** What you should do **
Give the data again, word for word.

** Extracted entries **
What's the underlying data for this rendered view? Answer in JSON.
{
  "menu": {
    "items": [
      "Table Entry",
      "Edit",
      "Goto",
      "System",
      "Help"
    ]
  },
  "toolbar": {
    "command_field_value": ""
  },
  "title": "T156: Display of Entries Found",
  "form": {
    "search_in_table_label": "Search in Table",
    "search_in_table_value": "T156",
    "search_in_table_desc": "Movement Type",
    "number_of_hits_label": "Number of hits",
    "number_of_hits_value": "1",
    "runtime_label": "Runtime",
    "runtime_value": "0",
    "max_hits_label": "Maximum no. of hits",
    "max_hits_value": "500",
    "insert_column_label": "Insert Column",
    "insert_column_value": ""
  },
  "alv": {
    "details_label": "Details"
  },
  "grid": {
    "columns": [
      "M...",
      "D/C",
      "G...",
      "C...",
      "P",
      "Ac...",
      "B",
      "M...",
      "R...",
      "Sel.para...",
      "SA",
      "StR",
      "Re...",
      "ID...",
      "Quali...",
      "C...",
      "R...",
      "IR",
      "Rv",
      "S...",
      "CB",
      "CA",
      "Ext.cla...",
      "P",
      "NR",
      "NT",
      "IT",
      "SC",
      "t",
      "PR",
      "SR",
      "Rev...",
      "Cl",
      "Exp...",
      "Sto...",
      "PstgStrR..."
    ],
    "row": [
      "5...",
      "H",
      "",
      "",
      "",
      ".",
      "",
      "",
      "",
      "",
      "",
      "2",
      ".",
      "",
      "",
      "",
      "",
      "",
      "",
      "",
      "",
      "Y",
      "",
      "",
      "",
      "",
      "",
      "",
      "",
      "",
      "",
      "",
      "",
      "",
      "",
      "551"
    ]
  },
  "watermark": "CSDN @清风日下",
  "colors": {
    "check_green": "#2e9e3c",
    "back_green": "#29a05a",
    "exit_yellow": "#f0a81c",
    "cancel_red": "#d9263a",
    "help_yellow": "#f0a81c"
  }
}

** Answer to this exercise **
What's the underlying data for this rendered view? Answer in JSON.
{
  "menu": {
    "items": [
      "Table Entry",
      "Edit",
      "Goto",
      "System",
      "Help"
    ]
  },
  "toolbar": {
    "command_field_value": ""
  },
  "title": "T156: Display of Entries Found",
  "form": {
    "search_in_table_label": "Search in Table",
    "search_in_table_value": "T156",
    "search_in_table_desc": "Movement Type",
    "number_of_hits_label": "Number of hits",
    "number_of_hits_value": "1",
    "runtime_label": "Runtime",
    "runtime_value": "0",
    "max_hits_label": "Maximum no. of hits",
    "max_hits_value": "500",
    "insert_column_label": "Insert Column",
    "insert_column_value": ""
  },
  "alv": {
    "details_label": "Details"
  },
  "grid": {
    "columns": [
      "M...",
      "D/C",
      "G...",
      "C...",
      "P",
      "Ac...",
      "B",
      "M...",
      "R...",
      "Sel.para...",
      "SA",
      "StR",
      "Re...",
      "ID...",
      "Quali...",
      "C...",
      "R...",
      "IR",
      "Rv",
      "S...",
      "CB",
      "CA",
      "Ext.cla...",
      "P",
      "NR",
      "NT",
      "IT",
      "SC",
      "t",
      "PR",
      "SR",
      "Rev...",
      "Cl",
      "Exp...",
      "Sto...",
      "PstgStrR..."
    ],
    "row": [
      "5...",
      "H",
      "",
      "",
      "",
      ".",
      "",
      "",
      "",
      "",
      "",
      "2",
      ".",
      "",
      "",
      "",
      "",
      "",
      "",
      "",
      "",
      "Y",
      "",
      "",
      "",
      "",
      "",
      "",
      "",
      "",
      "",
      "",
      "",
      "",
      "",
      "551"
    ]
  },
  "watermark": "CSDN @清风日下",
  "colors": {
    "check_green": "#2e9e3c",
    "back_green": "#29a05a",
    "exit_yellow": "#f0a81c",
    "cancel_red": "#d9263a",
    "help_yellow": "#f0a81c"
  }
}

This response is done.